CHALLENGE: Copy the material verbatim, from its first line through the line that contains "1116, 927, 1179]".

┌─ RAW RECORDS

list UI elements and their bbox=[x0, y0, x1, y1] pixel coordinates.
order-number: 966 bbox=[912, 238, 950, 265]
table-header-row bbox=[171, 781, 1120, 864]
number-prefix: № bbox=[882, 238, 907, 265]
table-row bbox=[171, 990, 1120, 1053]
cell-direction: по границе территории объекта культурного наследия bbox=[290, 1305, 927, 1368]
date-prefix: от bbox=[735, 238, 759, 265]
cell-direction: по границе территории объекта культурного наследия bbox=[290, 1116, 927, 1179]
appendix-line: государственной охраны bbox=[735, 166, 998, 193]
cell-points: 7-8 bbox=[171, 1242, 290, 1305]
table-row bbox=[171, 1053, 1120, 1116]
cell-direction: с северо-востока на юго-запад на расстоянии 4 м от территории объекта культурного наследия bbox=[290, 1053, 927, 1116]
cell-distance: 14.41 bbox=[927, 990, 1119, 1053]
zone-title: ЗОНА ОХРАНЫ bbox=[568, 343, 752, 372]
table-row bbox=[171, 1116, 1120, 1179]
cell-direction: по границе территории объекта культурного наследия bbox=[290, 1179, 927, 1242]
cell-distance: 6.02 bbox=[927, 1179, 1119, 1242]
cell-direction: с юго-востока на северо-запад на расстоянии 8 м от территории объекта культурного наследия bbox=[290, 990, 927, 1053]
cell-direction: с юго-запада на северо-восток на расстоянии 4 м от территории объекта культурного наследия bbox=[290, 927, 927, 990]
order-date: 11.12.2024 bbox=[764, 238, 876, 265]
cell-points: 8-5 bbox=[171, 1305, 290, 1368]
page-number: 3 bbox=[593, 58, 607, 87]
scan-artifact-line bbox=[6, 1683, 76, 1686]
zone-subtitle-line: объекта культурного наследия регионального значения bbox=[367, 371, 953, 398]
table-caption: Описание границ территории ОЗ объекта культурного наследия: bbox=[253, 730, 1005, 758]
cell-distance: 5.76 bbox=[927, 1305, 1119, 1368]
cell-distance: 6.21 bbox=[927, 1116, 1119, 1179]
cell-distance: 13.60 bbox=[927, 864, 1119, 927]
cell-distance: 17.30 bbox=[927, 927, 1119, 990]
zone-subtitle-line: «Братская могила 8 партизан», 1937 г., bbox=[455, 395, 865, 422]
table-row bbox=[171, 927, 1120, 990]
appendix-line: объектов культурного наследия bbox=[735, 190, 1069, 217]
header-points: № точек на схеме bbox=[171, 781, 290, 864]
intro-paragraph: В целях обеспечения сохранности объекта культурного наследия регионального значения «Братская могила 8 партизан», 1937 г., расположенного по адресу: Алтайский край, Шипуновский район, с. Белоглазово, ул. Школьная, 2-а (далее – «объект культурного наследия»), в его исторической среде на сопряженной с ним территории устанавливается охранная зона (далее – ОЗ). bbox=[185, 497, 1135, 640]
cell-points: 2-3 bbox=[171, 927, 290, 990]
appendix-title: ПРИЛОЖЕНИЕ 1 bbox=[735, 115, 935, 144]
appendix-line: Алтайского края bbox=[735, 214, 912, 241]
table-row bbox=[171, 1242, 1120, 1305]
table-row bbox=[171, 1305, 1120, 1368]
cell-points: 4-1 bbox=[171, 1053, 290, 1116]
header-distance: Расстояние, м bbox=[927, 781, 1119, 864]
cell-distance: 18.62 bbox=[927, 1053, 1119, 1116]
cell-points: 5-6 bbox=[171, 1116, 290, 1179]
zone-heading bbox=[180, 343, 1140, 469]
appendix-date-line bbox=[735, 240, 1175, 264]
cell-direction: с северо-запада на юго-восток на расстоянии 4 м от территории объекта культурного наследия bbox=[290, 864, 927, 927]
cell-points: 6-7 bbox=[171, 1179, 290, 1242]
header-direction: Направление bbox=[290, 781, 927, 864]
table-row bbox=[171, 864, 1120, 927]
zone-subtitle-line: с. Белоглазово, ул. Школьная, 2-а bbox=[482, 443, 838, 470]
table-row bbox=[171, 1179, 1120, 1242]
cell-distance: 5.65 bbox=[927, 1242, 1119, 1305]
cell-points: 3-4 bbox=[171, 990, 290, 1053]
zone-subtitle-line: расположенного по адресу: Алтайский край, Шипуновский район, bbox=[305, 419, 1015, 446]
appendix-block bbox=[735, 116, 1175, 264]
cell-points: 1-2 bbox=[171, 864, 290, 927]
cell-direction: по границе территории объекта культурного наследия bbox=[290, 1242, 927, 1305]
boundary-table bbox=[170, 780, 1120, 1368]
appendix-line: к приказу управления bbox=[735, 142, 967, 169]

└─

COMPLETE RESPONSE:
list UI elements and their bbox=[x0, y0, x1, y1] pixel coordinates.
order-number: 966 bbox=[912, 238, 950, 265]
table-header-row bbox=[171, 781, 1120, 864]
number-prefix: № bbox=[882, 238, 907, 265]
table-row bbox=[171, 990, 1120, 1053]
cell-direction: по границе территории объекта культурного наследия bbox=[290, 1305, 927, 1368]
date-prefix: от bbox=[735, 238, 759, 265]
cell-direction: по границе территории объекта культурного наследия bbox=[290, 1116, 927, 1179]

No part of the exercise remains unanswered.